:: The input ::
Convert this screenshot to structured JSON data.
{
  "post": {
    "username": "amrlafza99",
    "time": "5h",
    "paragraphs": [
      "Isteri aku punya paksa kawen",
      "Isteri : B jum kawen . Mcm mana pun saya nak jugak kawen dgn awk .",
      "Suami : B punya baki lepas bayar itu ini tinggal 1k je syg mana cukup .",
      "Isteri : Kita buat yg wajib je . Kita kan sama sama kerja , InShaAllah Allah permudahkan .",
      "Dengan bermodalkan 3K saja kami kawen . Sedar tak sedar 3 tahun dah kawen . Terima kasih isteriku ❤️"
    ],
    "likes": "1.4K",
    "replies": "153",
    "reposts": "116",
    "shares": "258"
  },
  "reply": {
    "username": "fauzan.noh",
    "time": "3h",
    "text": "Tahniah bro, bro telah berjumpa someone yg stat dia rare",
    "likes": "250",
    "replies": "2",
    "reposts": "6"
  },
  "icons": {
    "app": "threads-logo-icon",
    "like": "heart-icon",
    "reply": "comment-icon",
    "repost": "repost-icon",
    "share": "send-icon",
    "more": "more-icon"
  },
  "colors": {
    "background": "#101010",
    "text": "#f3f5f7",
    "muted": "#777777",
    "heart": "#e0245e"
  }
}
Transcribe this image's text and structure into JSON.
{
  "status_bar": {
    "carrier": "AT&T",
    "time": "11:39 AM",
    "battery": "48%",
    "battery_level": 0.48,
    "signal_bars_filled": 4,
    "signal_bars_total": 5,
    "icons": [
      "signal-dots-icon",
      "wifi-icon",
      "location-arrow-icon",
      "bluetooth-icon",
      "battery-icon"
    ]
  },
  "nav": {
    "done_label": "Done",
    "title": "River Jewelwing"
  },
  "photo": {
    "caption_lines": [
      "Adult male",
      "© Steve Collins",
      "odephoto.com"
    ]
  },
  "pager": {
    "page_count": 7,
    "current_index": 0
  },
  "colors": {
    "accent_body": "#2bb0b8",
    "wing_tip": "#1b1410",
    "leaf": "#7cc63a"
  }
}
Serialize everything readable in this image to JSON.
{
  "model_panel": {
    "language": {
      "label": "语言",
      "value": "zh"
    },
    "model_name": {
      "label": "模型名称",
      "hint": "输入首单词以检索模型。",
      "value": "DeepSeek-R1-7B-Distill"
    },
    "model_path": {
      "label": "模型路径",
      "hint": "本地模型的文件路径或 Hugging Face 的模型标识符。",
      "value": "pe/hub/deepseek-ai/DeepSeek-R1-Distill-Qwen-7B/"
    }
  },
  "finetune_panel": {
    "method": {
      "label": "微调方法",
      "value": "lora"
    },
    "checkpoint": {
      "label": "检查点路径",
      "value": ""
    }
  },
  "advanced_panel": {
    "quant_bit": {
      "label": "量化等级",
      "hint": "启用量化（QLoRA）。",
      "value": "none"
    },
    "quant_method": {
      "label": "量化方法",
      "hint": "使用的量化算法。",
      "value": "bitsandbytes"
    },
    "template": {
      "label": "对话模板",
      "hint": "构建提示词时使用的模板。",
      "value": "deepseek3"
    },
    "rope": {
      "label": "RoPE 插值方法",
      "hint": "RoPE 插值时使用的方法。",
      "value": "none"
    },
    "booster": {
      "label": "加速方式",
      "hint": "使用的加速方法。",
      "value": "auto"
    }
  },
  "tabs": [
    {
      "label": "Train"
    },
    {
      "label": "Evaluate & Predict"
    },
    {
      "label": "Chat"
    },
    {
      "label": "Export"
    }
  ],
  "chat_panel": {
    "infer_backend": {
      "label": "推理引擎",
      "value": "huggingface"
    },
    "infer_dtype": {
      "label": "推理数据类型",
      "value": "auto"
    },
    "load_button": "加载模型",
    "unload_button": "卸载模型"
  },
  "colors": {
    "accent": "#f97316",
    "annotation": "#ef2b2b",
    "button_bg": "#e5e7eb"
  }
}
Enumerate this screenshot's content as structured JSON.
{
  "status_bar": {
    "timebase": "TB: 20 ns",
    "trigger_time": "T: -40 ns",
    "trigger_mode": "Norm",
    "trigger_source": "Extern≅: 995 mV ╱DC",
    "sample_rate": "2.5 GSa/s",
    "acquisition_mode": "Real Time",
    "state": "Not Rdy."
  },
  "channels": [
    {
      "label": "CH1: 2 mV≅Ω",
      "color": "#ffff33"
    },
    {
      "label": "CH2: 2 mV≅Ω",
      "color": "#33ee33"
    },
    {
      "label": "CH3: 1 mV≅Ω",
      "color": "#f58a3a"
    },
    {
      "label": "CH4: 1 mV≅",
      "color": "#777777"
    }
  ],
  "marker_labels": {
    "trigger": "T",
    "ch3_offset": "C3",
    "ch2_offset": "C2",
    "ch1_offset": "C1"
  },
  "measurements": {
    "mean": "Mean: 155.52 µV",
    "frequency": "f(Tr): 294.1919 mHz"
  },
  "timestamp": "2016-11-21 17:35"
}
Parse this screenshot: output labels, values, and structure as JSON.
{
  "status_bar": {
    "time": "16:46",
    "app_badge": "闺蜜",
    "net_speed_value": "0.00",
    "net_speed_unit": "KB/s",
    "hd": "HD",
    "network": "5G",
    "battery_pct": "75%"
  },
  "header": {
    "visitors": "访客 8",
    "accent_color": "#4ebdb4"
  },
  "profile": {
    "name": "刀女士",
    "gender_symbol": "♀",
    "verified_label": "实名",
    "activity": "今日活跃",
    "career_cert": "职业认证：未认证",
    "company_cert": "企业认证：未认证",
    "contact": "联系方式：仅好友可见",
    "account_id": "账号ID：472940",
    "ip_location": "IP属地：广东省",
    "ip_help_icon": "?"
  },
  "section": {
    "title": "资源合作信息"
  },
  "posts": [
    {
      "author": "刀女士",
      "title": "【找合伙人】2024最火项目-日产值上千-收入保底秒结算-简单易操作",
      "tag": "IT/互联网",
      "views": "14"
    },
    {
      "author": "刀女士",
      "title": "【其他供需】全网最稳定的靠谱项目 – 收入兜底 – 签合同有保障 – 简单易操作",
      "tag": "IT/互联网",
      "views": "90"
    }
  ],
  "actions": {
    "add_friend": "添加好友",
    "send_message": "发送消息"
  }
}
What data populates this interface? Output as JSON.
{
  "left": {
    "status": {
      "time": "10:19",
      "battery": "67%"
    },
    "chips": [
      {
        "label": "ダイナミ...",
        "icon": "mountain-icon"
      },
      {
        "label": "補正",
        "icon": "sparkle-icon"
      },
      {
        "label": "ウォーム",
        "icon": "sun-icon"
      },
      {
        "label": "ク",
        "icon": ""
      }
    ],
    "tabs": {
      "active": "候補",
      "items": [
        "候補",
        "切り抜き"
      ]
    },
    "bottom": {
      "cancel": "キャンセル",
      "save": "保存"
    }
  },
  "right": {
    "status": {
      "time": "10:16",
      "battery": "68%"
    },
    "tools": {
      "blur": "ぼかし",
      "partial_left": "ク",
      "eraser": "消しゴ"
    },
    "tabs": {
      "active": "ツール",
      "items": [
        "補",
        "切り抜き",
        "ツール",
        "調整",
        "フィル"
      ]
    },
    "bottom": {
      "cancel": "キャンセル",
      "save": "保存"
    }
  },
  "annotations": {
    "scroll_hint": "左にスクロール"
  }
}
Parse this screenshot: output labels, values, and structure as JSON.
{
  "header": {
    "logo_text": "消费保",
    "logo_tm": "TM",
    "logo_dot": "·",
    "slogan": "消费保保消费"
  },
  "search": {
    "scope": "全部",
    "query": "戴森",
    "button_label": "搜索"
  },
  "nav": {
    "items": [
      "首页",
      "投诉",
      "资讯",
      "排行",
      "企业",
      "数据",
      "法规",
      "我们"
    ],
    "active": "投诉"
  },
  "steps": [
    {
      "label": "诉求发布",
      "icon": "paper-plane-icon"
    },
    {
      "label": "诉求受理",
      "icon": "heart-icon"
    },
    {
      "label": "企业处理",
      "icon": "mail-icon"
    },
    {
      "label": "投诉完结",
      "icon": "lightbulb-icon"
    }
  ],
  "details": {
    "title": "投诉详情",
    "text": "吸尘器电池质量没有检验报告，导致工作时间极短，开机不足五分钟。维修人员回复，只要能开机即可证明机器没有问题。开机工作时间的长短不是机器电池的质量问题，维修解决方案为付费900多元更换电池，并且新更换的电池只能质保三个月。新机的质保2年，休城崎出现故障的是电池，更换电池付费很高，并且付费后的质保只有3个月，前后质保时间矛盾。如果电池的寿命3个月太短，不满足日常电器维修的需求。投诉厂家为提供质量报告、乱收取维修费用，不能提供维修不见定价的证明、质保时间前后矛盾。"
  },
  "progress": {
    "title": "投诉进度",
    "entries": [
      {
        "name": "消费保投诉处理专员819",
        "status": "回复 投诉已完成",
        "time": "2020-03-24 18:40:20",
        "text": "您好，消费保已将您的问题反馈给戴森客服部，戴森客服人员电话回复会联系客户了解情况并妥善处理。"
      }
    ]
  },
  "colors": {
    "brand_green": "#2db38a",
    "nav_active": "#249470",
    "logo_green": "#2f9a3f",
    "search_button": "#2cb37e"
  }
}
:::
◆ Direction ◆
Show all lines from the listing above in which "kawen" appears.

◆ Full answer ◆
      "Isteri aku punya paksa kawen",
      "Isteri : B jum kawen . Mcm mana pun saya nak jugak kawen dgn awk .",
      "Dengan bermodalkan 3K saja kami kawen . Sedar tak sedar 3 tahun dah kawen . Terima kasih isteriku ❤️"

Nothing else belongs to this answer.